DATASET EXTRACT ▸
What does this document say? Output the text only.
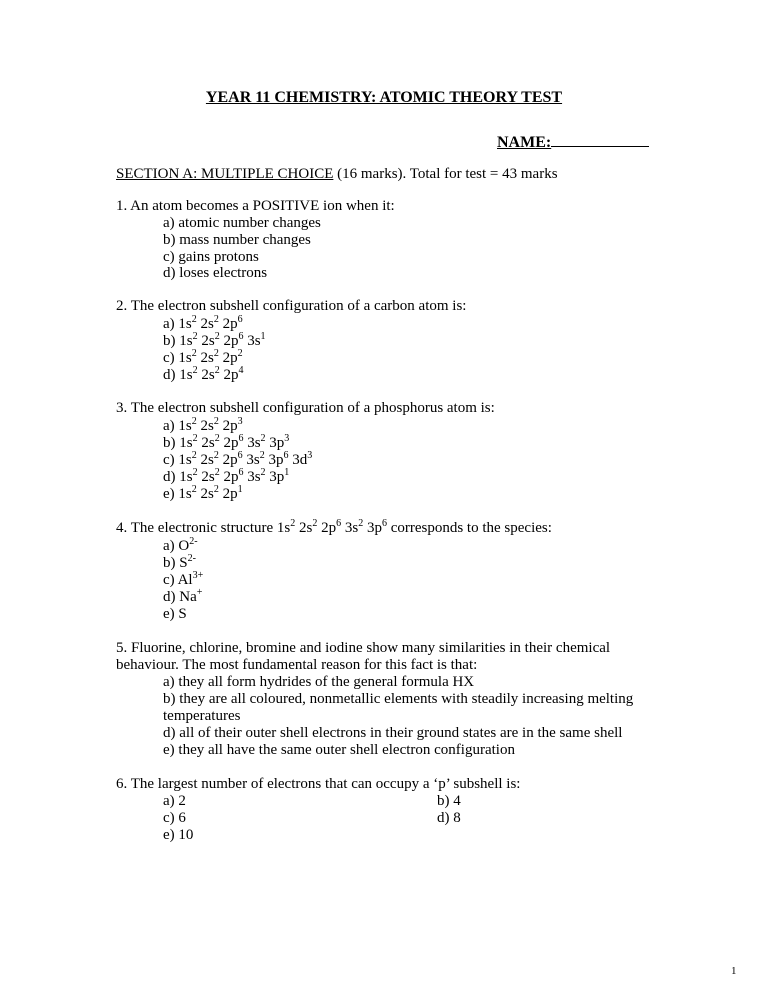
YEAR 11 CHEMISTRY: ATOMIC THEORY TEST
NAME:
SECTION A: MULTIPLE CHOICE (16 marks). Total for test = 43 marks
1. An atom becomes a POSITIVE ion when it:
a) atomic number changes
b) mass number changes
c) gains protons
d) loses electrons
2. The electron subshell configuration of a carbon atom is:
a) $1s^2$ $2s^2$ $2p^6$
b) $1s^2$ $2s^2$ $2p^6$ $3s^1$
c) $1s^2$ $2s^2$ $2p^2$
d) $1s^2$ $2s^2$ $2p^4$
3. The electron subshell configuration of a phosphorus atom is:
a) $1s^2$ $2s^2$ $2p^3$
b) $1s^2$ $2s^2$ $2p^6$ $3s^2$ $3p^3$
c) $1s^2$ $2s^2$ $2p^6$ $3s^2$ $3p^6$ $3d^3$
d) $1s^2$ $2s^2$ $2p^6$ $3s^2$ $3p^1$
e) $1s^2$ $2s^2$ $2p^1$
4. The electronic structure $1s^2$ $2s^2$ $2p^6$ $3s^2$ $3p^6$ corresponds to the species:
a) $O^{2-}$
b) $S^{2-}$
c) $Al^{3+}$
d) Na+
e) S
5. Fluorine, chlorine, bromine and iodine show many similarities in their chemical behaviour. The most fundamental reason for this fact is that:
a) they all form hydrides of the general formula HX
b) they are all coloured, nonmetallic elements with steadily increasing melting temperatures
d) all of their outer shell electrons in their ground states are in the same shell
e) they all have the same outer shell electron configuration
6. The largest number of electrons that can occupy a ‘p’ subshell is:
a) 2	b) 4
c) 6	d) 8
e) 10
1
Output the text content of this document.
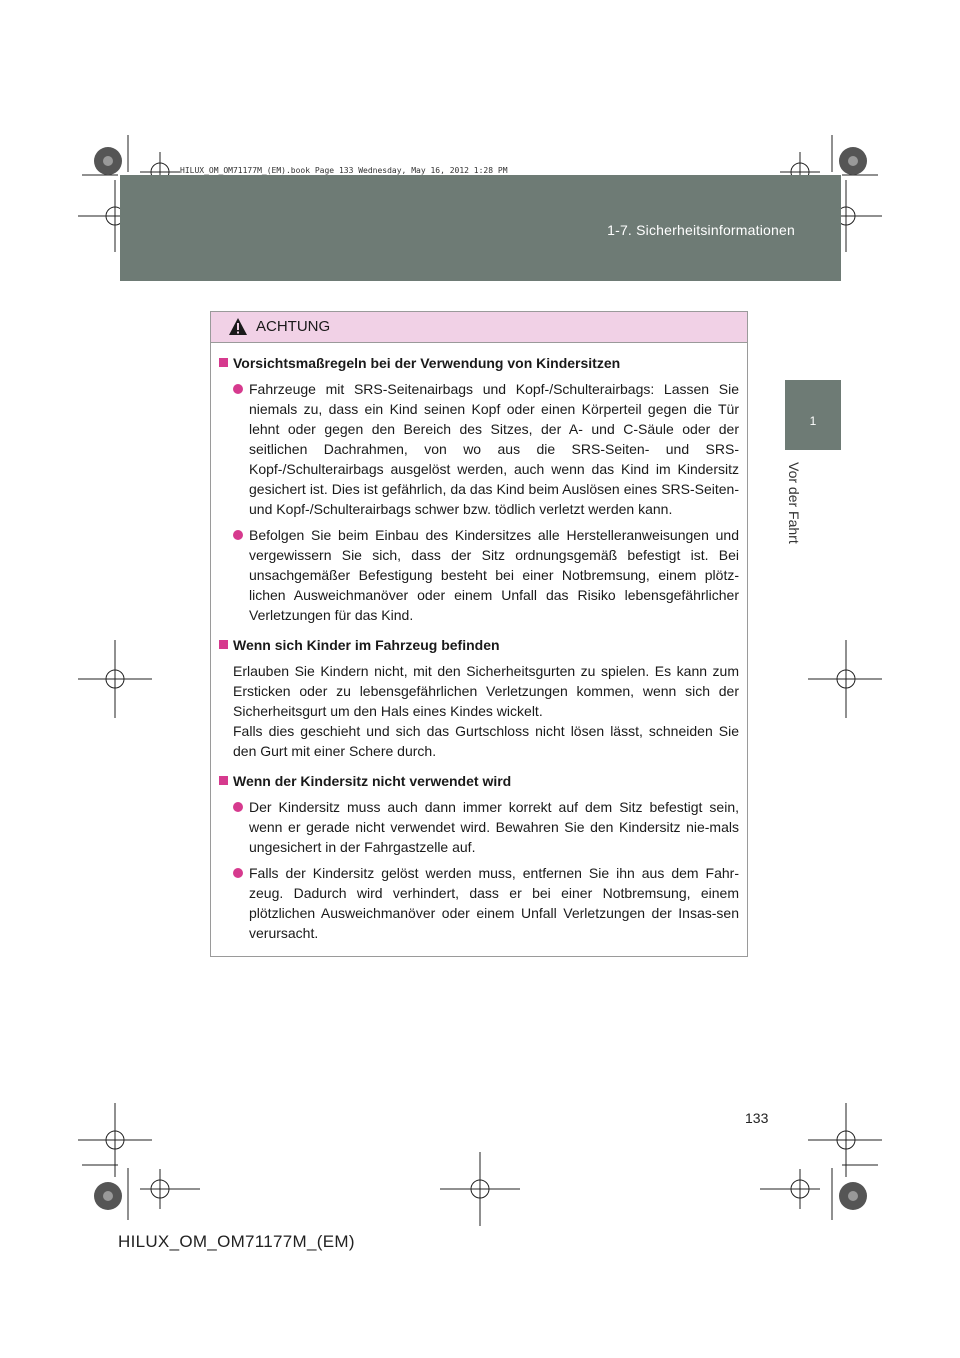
HILUX_OM_OM71177M_(EM).book Page 133 Wednesday, May 16, 2012 1:28 PM
1-7. Sicherheitsinformationen
1
Vor der Fahrt
ACHTUNG
Vorsichtsmaßregeln bei der Verwendung von Kindersitzen
Fahrzeuge mit SRS-Seitenairbags und Kopf-/Schulterairbags: Lassen Sie niemals zu, dass ein Kind seinen Kopf oder einen Körperteil gegen die Tür lehnt oder gegen den Bereich des Sitzes, der A- und C-Säule oder der seitlichen Dachrahmen, von wo aus die SRS-Seiten- und SRS-Kopf-/Schulterairbags ausgelöst werden, auch wenn das Kind im Kindersitz gesichert ist. Dies ist gefährlich, da das Kind beim Auslösen eines SRS-Seiten- und Kopf-/Schulterairbags schwer bzw. tödlich verletzt werden kann.
Befolgen Sie beim Einbau des Kindersitzes alle Herstelleranweisungen und vergewissern Sie sich, dass der Sitz ordnungsgemäß befestigt ist. Bei unsachgemäßer Befestigung besteht bei einer Notbremsung, einem plötz-lichen Ausweichmanöver oder einem Unfall das Risiko lebensgefährlicher Verletzungen für das Kind.
Wenn sich Kinder im Fahrzeug befinden
Erlauben Sie Kindern nicht, mit den Sicherheitsgurten zu spielen. Es kann zum Ersticken oder zu lebensgefährlichen Verletzungen kommen, wenn sich der Sicherheitsgurt um den Hals eines Kindes wickelt.
Falls dies geschieht und sich das Gurtschloss nicht lösen lässt, schneiden Sie den Gurt mit einer Schere durch.
Wenn der Kindersitz nicht verwendet wird
Der Kindersitz muss auch dann immer korrekt auf dem Sitz befestigt sein, wenn er gerade nicht verwendet wird. Bewahren Sie den Kindersitz nie-mals ungesichert in der Fahrgastzelle auf.
Falls der Kindersitz gelöst werden muss, entfernen Sie ihn aus dem Fahr-zeug. Dadurch wird verhindert, dass er bei einer Notbremsung, einem plötzlichen Ausweichmanöver oder einem Unfall Verletzungen der Insas-sen verursacht.
133
HILUX_OM_OM71177M_(EM)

CHALLENGE ▸
Transcribe the records above exactly as they appear, leaving out any pictures.

OUTPUT ▸
What does this document say? Output the text only.
YEAR 11 CHEMISTRY: ATOMIC THEORY TEST
NAME:
SECTION A: MULTIPLE CHOICE (16 marks). Total for test = 43 marks
1. An atom becomes a POSITIVE ion when it:
a) atomic number changes
b) mass number changes
c) gains protons
d) loses electrons
2. The electron subshell configuration of a carbon atom is:
a) $1s^2$ $2s^2$ $2p^6$
b) $1s^2$ $2s^2$ $2p^6$ $3s^1$
c) $1s^2$ $2s^2$ $2p^2$
d) $1s^2$ $2s^2$ $2p^4$
3. The electron subshell configuration of a phosphorus atom is:
a) $1s^2$ $2s^2$ $2p^3$
b) $1s^2$ $2s^2$ $2p^6$ $3s^2$ $3p^3$
c) $1s^2$ $2s^2$ $2p^6$ $3s^2$ $3p^6$ $3d^3$
d) $1s^2$ $2s^2$ $2p^6$ $3s^2$ $3p^1$
e) $1s^2$ $2s^2$ $2p^1$
4. The electronic structure $1s^2$ $2s^2$ $2p^6$ $3s^2$ $3p^6$ corresponds to the species:
a) $O^{2-}$
b) $S^{2-}$
c) $Al^{3+}$
d) Na+
e) S
5. Fluorine, chlorine, bromine and iodine show many similarities in their chemical behaviour. The most fundamental reason for this fact is that:
a) they all form hydrides of the general formula HX
b) they are all coloured, nonmetallic elements with steadily increasing melting temperatures
d) all of their outer shell electrons in their ground states are in the same shell
e) they all have the same outer shell electron configuration
6. The largest number of electrons that can occupy a ‘p’ subshell is:
a) 2	b) 4
c) 6	d) 8
e) 10
1
Output the text content of this document.
HILUX_OM_OM71177M_(EM).book Page 133 Wednesday, May 16, 2012 1:28 PM
1-7. Sicherheitsinformationen
1
Vor der Fahrt
ACHTUNG
Vorsichtsmaßregeln bei der Verwendung von Kindersitzen
Fahrzeuge mit SRS-Seitenairbags und Kopf-/Schulterairbags: Lassen Sie niemals zu, dass ein Kind seinen Kopf oder einen Körperteil gegen die Tür lehnt oder gegen den Bereich des Sitzes, der A- und C-Säule oder der seitlichen Dachrahmen, von wo aus die SRS-Seiten- und SRS-Kopf-/Schulterairbags ausgelöst werden, auch wenn das Kind im Kindersitz gesichert ist. Dies ist gefährlich, da das Kind beim Auslösen eines SRS-Seiten- und Kopf-/Schulterairbags schwer bzw. tödlich verletzt werden kann.
Befolgen Sie beim Einbau des Kindersitzes alle Herstelleranweisungen und vergewissern Sie sich, dass der Sitz ordnungsgemäß befestigt ist. Bei unsachgemäßer Befestigung besteht bei einer Notbremsung, einem plötz-lichen Ausweichmanöver oder einem Unfall das Risiko lebensgefährlicher Verletzungen für das Kind.
Wenn sich Kinder im Fahrzeug befinden
Erlauben Sie Kindern nicht, mit den Sicherheitsgurten zu spielen. Es kann zum Ersticken oder zu lebensgefährlichen Verletzungen kommen, wenn sich der Sicherheitsgurt um den Hals eines Kindes wickelt.
Falls dies geschieht und sich das Gurtschloss nicht lösen lässt, schneiden Sie den Gurt mit einer Schere durch.
Wenn der Kindersitz nicht verwendet wird
Der Kindersitz muss auch dann immer korrekt auf dem Sitz befestigt sein, wenn er gerade nicht verwendet wird. Bewahren Sie den Kindersitz nie-mals ungesichert in der Fahrgastzelle auf.
Falls der Kindersitz gelöst werden muss, entfernen Sie ihn aus dem Fahr-zeug. Dadurch wird verhindert, dass er bei einer Notbremsung, einem plötzlichen Ausweichmanöver oder einem Unfall Verletzungen der Insas-sen verursacht.
133
HILUX_OM_OM71177M_(EM)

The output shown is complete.